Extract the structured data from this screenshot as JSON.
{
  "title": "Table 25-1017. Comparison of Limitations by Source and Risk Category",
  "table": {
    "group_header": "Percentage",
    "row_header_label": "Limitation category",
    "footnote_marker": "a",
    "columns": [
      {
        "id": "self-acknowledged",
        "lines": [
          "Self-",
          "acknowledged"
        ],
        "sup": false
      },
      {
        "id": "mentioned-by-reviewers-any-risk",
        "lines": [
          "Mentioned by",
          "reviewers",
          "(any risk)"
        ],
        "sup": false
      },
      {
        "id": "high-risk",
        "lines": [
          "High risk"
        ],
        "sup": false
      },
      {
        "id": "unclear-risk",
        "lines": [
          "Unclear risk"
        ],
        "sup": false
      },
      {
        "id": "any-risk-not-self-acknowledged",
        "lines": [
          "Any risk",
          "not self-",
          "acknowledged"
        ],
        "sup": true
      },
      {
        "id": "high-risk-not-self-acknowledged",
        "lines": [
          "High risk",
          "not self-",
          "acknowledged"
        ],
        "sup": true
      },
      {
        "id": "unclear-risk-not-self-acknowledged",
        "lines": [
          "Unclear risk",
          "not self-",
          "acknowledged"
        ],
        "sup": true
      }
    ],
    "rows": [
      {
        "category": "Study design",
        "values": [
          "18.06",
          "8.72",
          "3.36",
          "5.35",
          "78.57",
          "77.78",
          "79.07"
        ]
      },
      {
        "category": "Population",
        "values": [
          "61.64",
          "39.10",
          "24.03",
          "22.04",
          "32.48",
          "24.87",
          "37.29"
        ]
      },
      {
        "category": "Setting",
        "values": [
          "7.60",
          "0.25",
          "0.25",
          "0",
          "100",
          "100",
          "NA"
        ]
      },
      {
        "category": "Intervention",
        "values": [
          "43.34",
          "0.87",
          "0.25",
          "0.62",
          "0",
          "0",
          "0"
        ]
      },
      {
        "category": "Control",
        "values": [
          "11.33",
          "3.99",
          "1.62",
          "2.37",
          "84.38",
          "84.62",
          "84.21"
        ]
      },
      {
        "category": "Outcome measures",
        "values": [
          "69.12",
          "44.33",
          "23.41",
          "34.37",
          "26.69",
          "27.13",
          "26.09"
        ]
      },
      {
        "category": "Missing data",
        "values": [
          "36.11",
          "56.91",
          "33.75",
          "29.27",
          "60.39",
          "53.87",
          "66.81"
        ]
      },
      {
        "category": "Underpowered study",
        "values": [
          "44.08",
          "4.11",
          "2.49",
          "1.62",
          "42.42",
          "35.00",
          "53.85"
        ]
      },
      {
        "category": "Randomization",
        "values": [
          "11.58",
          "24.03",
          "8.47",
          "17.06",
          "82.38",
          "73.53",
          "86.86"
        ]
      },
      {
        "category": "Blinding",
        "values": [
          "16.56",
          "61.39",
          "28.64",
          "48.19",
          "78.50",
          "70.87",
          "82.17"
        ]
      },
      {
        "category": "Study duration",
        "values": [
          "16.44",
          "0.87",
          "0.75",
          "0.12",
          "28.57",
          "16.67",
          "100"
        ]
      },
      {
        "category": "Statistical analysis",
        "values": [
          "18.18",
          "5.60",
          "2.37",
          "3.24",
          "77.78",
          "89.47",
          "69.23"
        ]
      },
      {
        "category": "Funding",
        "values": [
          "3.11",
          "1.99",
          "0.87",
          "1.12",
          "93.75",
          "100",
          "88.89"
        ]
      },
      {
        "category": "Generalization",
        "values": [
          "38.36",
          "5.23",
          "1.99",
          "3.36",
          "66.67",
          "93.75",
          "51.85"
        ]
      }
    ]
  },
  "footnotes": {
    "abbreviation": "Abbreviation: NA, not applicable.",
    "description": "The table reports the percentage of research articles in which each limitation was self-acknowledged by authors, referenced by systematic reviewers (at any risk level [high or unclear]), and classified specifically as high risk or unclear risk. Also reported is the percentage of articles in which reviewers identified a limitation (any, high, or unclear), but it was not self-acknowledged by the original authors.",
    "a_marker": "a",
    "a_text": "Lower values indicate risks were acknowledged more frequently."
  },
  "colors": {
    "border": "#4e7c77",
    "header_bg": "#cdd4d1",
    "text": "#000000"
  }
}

====================

**PROMPT:** Return every line containing "acknowledged".

**FULL OUTPUT:**
        "id": "self-acknowledged",
          "acknowledged"
        "id": "any-risk-not-self-acknowledged",
          "acknowledged"
        "id": "high-risk-not-self-acknowledged",
          "acknowledged"
        "id": "unclear-risk-not-self-acknowledged",
          "acknowledged"
    "description": "The table reports the percentage of research articles in which each limitation was self-acknowledged by authors, referenced by systematic reviewers (at any risk level [high or unclear]), and classified specifically as high risk or unclear risk. Also reported is the percentage of articles in which reviewers identified a limitation (any, high, or unclear), but it was not self-acknowledged by the original authors.",
    "a_text": "Lower values indicate risks were acknowledged more frequently."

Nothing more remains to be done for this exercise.